What is required — Filter for the word "type" and keep each matching line.

Data to use —
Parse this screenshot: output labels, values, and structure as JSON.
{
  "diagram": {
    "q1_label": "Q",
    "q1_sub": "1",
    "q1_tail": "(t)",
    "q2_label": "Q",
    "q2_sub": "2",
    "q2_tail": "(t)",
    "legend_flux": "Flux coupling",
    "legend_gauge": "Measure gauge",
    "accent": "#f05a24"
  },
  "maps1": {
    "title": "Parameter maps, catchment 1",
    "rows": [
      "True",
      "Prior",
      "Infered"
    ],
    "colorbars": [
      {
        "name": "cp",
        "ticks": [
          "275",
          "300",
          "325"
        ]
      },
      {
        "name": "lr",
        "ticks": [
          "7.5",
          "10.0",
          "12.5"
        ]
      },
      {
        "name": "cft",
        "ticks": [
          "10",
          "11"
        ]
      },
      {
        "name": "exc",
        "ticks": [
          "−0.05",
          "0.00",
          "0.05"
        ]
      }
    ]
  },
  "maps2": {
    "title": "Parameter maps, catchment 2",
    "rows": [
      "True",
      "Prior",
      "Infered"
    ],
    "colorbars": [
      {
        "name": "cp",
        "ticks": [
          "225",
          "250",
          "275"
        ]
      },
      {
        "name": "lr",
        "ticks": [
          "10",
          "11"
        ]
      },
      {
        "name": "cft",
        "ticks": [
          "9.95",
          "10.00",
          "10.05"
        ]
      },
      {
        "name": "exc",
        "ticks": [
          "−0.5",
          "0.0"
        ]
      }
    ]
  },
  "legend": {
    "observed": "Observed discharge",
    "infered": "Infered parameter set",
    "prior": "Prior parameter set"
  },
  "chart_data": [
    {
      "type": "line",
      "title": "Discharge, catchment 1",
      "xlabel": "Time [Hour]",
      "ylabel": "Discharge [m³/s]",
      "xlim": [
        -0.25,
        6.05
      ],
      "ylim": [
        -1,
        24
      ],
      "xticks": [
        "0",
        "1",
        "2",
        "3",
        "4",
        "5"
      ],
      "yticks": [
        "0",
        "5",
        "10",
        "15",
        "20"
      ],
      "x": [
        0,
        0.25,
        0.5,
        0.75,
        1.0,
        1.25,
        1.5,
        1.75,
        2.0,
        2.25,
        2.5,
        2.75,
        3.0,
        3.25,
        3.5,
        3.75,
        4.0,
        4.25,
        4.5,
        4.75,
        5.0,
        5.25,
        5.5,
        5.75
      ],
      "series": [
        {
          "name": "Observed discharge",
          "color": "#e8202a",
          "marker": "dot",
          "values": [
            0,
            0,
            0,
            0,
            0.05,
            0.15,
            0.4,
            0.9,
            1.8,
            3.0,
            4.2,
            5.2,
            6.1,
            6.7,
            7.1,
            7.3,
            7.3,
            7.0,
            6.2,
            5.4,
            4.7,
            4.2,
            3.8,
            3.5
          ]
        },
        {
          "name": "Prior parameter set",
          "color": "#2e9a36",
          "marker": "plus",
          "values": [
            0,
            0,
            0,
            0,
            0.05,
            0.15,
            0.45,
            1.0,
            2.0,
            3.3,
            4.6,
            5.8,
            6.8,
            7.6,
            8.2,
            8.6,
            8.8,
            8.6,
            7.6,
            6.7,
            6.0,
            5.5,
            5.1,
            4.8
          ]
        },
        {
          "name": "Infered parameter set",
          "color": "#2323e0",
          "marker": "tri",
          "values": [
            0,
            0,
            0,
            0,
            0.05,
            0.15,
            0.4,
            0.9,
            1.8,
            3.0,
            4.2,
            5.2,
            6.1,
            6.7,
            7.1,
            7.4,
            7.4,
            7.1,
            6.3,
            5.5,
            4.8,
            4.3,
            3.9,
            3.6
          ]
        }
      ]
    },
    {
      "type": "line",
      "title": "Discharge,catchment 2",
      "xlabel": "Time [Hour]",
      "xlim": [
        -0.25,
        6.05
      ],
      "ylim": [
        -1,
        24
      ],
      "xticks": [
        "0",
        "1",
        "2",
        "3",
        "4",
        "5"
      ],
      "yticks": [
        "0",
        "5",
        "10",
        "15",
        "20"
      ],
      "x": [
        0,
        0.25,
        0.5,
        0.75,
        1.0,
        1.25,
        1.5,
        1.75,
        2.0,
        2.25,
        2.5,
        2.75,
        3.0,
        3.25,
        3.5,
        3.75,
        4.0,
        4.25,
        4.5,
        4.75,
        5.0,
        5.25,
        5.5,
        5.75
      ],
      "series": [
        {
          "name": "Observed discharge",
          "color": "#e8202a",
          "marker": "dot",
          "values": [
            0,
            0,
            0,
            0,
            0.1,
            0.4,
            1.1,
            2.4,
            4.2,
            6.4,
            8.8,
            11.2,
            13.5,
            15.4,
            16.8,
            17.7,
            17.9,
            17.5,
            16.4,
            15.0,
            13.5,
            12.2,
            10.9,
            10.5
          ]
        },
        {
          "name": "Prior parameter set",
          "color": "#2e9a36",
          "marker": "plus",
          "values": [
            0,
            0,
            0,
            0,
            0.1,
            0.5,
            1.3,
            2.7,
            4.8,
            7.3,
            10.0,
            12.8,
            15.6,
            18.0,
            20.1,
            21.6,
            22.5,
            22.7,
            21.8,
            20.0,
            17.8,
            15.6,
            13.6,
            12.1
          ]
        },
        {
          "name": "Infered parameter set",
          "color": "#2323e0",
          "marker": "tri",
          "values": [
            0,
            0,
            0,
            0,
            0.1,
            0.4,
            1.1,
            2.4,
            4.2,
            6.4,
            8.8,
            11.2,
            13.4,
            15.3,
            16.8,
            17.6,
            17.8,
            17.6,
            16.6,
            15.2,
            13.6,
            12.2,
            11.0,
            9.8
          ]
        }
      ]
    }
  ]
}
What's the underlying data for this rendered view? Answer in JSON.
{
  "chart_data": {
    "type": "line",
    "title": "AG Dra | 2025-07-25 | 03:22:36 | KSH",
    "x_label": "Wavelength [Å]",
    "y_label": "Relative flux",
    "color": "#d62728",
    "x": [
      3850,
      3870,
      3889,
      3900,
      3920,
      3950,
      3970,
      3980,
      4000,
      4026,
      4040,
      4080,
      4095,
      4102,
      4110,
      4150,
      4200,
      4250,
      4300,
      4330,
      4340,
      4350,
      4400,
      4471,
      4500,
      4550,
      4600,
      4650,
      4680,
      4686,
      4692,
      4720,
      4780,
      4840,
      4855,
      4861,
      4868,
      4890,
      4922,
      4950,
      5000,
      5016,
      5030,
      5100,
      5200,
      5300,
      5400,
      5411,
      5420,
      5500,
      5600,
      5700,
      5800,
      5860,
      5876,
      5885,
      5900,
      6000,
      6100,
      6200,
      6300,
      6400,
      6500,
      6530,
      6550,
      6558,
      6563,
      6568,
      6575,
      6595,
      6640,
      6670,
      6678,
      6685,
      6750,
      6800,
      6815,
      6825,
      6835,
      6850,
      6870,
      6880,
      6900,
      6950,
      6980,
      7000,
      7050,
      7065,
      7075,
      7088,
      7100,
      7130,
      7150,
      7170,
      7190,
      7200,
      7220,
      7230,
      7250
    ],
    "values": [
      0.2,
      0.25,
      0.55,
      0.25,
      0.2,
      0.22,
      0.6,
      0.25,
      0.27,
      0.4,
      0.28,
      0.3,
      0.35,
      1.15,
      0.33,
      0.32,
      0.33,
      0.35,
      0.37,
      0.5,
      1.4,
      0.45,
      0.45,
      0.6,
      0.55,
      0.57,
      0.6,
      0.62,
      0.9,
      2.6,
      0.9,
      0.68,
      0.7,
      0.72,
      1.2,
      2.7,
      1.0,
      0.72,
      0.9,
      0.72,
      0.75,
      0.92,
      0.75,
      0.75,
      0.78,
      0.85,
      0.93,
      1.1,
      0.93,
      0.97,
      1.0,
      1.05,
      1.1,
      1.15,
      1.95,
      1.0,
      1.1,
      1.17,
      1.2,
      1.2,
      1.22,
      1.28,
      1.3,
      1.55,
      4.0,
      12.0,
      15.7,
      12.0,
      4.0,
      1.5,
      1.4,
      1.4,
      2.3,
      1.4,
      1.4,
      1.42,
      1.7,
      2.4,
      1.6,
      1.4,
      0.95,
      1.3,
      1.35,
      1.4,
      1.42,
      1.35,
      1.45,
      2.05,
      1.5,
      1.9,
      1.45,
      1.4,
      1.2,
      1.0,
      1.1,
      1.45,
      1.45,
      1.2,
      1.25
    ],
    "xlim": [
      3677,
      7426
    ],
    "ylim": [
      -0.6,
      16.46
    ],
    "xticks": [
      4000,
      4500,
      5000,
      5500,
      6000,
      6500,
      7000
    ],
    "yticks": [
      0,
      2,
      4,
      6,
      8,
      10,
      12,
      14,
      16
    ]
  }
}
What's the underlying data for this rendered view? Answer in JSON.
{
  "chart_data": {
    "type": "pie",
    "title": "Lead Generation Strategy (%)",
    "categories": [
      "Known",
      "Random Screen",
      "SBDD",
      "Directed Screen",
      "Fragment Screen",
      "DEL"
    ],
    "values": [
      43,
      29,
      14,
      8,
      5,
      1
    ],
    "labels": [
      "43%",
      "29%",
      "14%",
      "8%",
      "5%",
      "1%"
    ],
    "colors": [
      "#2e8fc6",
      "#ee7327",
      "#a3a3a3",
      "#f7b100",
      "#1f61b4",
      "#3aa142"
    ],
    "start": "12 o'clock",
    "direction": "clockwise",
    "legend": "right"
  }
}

Output for this task —
      "type": "line",
      "type": "line",
    "type": "line",
    "type": "pie",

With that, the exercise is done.